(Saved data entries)
:::::
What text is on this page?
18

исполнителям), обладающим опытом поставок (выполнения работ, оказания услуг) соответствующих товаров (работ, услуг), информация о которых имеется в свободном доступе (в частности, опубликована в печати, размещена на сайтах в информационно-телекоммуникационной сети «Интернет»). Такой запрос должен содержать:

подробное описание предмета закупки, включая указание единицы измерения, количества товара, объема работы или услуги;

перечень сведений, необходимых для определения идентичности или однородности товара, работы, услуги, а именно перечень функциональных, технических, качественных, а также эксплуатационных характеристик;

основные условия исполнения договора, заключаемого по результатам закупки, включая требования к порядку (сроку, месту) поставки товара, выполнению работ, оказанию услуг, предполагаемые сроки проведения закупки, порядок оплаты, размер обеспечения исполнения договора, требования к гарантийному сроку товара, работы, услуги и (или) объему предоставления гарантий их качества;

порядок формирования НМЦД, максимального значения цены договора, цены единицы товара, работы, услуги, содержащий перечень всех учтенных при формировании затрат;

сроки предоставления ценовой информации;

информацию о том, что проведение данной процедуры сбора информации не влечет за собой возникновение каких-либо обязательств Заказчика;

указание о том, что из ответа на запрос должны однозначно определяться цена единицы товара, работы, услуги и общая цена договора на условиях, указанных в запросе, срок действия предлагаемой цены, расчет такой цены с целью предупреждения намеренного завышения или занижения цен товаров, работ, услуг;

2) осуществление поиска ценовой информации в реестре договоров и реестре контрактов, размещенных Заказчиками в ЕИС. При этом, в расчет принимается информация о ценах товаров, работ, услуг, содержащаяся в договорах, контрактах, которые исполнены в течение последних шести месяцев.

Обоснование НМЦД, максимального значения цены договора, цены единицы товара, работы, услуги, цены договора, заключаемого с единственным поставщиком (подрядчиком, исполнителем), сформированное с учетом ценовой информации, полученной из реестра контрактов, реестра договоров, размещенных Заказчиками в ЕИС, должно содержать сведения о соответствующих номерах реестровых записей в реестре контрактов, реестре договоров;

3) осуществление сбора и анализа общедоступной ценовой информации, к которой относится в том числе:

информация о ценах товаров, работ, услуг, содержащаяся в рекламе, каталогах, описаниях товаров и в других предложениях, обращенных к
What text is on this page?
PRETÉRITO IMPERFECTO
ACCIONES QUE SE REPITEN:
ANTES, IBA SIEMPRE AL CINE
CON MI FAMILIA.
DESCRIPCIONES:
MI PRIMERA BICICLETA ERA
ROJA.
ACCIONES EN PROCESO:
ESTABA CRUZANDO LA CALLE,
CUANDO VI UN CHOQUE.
:::::
_WRITTEN INSTRUCTION_
Above are the records; copy every line in them that holds the word "максимального".

_COMPLETED EXERCISE_
порядок формирования НМЦД, максимального значения цены договора, цены единицы товара, работы, услуги, содержащий перечень всех учтенных при формировании затрат;
Обоснование НМЦД, максимального значения цены договора, цены единицы товара, работы, услуги, цены договора, заключаемого с единственным поставщиком (подрядчиком, исполнителем), сформированное с учетом ценовой информации, полученной из реестра контрактов, реестра договоров, размещенных Заказчиками в ЕИС, должно содержать сведения о соответствующих номерах реестровых записей в реестре контрактов, реестре договоров;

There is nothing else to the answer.